■ Required task ■
What is the number of lines in the data holding the word "Calculate"? Give that number by itself.

--- Start Extracted material ---

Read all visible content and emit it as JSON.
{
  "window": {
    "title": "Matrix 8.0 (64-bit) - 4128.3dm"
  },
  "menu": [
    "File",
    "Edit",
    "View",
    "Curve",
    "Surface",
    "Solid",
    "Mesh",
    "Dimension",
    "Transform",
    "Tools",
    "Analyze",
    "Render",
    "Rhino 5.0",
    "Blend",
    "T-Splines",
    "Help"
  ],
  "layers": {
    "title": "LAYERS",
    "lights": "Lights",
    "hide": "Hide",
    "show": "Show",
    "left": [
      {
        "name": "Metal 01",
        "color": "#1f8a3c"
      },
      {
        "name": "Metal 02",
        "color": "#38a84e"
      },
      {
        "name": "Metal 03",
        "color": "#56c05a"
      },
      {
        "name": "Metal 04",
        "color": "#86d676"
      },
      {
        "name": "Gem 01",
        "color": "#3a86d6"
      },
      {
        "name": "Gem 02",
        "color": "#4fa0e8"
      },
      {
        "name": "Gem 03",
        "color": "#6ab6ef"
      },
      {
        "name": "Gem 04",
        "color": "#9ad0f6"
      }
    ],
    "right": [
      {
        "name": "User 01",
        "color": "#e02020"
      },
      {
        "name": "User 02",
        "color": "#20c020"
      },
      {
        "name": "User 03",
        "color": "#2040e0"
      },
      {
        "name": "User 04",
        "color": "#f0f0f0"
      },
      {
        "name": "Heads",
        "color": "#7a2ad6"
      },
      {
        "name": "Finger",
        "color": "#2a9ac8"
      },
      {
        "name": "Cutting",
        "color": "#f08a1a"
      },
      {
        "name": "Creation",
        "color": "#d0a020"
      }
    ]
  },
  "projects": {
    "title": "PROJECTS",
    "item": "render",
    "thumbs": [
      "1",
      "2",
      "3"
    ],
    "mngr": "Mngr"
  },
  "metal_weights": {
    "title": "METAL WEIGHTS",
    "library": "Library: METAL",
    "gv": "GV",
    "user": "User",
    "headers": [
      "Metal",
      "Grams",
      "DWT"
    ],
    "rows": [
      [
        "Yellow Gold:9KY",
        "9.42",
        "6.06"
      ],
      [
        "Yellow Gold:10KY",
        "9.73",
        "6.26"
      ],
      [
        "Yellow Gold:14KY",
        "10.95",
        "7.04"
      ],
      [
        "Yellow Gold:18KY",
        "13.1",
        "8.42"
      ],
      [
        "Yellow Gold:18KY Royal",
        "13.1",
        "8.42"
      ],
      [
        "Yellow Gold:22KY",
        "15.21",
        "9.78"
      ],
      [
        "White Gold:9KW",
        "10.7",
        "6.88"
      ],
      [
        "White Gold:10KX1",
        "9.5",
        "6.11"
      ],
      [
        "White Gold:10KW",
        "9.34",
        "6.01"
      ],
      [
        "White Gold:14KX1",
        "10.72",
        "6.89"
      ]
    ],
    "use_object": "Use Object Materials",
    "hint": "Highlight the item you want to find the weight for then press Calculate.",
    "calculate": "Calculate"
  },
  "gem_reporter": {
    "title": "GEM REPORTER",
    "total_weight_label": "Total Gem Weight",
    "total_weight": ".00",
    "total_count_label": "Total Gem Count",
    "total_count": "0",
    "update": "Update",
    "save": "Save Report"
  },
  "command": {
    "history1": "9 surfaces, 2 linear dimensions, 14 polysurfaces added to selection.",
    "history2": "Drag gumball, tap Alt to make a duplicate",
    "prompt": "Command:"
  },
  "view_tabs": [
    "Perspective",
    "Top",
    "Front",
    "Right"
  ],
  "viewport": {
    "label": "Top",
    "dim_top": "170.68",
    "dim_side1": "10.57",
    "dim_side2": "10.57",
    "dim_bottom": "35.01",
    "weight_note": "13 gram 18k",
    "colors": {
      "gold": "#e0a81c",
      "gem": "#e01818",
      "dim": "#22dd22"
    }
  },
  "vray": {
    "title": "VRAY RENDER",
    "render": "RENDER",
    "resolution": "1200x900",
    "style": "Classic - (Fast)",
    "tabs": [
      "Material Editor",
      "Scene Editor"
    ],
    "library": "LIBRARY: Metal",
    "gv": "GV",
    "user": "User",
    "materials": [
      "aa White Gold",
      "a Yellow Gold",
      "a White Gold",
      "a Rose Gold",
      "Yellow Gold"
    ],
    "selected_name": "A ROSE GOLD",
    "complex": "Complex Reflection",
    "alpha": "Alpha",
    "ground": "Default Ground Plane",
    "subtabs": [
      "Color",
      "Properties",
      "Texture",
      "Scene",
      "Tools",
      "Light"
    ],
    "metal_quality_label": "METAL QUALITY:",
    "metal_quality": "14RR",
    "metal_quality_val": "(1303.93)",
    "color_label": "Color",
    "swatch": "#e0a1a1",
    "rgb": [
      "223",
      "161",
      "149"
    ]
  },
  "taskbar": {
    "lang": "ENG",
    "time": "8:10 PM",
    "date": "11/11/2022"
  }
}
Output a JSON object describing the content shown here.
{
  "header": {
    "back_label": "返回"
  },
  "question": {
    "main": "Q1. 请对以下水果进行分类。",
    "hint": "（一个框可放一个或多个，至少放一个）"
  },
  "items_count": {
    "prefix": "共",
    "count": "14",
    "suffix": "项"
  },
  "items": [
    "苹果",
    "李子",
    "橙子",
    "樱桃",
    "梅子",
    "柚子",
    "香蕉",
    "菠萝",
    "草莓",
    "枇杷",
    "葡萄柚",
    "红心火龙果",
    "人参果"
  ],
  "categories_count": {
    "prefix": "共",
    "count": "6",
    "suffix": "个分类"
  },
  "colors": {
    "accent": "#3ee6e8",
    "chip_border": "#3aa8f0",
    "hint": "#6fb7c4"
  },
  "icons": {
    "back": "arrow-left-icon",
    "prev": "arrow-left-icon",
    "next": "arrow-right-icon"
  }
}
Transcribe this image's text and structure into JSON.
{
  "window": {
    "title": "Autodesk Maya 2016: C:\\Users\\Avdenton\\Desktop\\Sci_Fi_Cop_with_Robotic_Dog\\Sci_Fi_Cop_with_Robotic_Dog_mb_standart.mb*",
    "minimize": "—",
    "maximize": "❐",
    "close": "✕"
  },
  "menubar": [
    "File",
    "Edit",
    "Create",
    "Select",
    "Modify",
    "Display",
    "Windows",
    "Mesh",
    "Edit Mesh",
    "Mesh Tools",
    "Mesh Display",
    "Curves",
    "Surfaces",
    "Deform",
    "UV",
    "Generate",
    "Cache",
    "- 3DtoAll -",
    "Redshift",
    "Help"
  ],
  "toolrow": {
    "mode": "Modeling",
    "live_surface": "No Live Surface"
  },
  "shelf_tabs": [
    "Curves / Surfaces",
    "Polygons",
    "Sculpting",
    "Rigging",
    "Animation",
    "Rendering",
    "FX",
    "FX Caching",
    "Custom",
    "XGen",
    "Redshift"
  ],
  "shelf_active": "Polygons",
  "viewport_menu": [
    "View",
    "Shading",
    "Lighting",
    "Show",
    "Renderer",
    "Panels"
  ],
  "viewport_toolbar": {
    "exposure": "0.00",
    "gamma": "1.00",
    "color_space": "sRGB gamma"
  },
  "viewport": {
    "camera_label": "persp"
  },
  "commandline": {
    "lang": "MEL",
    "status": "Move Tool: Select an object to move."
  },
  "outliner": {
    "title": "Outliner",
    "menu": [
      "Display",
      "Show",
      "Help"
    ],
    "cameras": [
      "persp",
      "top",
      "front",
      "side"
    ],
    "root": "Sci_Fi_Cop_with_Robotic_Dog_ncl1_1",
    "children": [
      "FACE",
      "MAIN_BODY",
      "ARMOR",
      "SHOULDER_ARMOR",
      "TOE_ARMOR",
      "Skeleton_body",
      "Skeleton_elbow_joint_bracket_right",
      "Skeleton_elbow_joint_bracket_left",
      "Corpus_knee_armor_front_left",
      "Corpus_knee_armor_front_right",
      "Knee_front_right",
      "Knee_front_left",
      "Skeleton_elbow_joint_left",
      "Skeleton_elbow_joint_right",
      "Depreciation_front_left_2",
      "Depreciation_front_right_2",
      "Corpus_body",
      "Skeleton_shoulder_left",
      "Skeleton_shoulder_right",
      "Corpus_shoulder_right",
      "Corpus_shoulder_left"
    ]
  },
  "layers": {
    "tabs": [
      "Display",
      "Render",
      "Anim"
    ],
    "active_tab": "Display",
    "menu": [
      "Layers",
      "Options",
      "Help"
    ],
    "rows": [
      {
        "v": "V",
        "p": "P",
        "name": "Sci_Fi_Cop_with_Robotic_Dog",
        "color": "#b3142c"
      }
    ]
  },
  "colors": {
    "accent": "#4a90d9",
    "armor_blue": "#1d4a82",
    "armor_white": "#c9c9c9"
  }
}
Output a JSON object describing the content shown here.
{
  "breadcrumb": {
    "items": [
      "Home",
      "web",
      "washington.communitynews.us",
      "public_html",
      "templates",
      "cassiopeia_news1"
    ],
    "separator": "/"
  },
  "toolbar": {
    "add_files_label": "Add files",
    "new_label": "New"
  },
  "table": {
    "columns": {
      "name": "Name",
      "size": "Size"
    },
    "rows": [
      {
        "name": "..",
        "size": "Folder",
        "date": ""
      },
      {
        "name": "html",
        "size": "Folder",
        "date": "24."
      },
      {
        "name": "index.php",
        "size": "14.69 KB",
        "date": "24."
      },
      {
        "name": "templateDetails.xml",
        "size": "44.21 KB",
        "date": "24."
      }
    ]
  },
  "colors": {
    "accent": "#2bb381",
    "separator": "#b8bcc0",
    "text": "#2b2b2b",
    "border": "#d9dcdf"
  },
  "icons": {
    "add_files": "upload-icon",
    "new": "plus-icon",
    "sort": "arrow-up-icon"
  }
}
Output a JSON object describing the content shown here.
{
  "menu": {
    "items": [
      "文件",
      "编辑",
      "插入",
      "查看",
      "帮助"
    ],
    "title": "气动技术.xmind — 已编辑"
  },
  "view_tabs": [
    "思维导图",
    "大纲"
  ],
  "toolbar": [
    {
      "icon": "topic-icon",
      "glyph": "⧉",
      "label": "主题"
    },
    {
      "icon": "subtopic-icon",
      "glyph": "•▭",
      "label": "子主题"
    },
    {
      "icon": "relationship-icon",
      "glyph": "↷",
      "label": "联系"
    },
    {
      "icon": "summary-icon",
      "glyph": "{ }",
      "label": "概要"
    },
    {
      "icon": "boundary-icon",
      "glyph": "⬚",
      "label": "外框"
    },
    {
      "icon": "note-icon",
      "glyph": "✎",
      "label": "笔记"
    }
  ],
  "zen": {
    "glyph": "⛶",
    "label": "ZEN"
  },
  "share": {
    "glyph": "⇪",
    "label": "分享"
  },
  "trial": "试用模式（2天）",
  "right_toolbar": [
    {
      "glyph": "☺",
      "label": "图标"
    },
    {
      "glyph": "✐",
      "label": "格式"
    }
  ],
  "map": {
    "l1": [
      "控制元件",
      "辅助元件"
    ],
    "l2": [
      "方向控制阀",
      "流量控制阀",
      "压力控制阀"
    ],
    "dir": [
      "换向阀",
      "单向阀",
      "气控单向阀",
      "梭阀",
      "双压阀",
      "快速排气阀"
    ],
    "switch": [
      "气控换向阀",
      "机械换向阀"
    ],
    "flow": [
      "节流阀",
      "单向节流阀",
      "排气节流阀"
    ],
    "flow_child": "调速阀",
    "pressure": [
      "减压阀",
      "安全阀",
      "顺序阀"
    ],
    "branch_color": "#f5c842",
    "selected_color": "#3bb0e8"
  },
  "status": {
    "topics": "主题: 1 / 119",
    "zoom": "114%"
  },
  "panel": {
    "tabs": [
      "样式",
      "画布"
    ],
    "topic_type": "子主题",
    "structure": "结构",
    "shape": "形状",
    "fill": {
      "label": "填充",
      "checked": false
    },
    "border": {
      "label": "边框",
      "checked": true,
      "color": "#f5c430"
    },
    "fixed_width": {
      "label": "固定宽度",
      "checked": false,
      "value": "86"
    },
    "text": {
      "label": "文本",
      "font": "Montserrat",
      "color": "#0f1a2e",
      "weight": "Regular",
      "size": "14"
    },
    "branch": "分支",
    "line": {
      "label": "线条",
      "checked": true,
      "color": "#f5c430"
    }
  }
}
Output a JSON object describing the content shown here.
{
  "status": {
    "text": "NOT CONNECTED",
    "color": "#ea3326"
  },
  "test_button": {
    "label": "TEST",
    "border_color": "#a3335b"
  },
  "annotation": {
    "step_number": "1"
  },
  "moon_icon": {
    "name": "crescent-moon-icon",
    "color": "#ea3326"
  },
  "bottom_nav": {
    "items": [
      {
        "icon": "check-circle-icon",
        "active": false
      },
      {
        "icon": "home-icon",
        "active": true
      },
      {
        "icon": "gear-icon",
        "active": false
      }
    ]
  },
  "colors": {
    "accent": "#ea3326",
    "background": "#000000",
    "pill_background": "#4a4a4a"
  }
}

--- End Extracted material ---

■ Solution for this task ■
2